** Start of DATA LINES **

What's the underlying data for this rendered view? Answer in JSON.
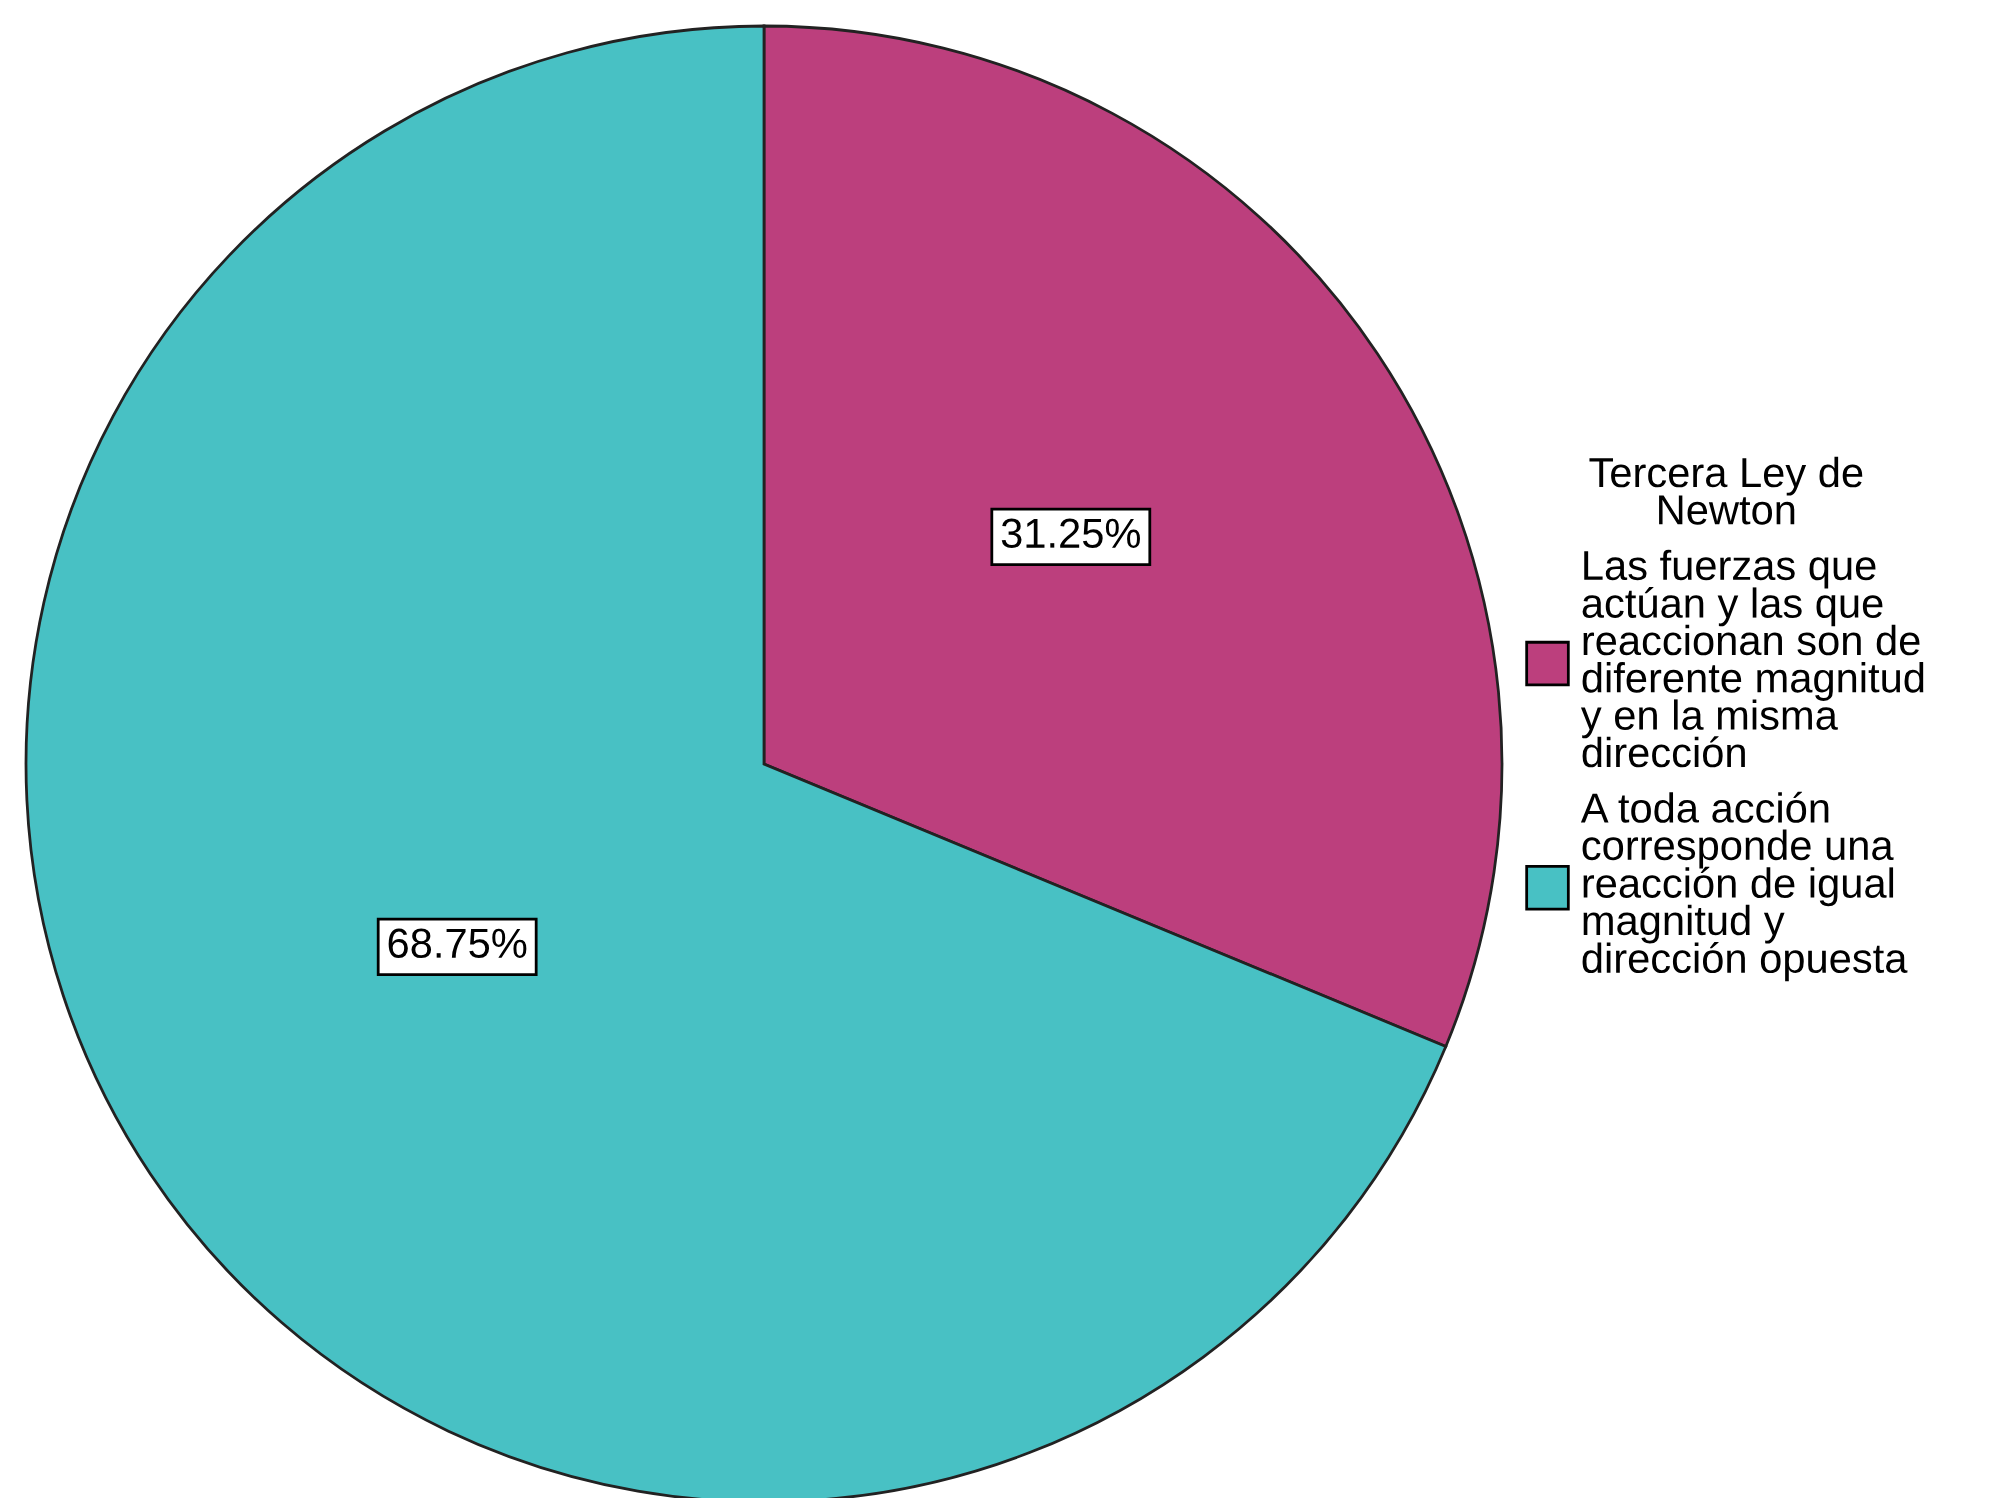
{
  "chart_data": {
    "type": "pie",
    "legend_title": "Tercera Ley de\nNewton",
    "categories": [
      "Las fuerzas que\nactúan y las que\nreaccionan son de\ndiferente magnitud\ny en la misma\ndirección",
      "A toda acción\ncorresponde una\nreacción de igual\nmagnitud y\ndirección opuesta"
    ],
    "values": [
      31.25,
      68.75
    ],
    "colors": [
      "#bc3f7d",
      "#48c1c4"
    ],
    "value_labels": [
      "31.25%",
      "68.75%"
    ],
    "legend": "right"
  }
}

** End of DATA LINES **

YOUR TASK
Transcribe the records above exactly, omitting every picture they contain.

SOLUTION TO THIS PROBLEM
What's the underlying data for this rendered view? Answer in JSON.
{
  "chart_data": {
    "type": "pie",
    "legend_title": "Tercera Ley de\nNewton",
    "categories": [
      "Las fuerzas que\nactúan y las que\nreaccionan son de\ndiferente magnitud\ny en la misma\ndirección",
      "A toda acción\ncorresponde una\nreacción de igual\nmagnitud y\ndirección opuesta"
    ],
    "values": [
      31.25,
      68.75
    ],
    "colors": [
      "#bc3f7d",
      "#48c1c4"
    ],
    "value_labels": [
      "31.25%",
      "68.75%"
    ],
    "legend": "right"
  }
}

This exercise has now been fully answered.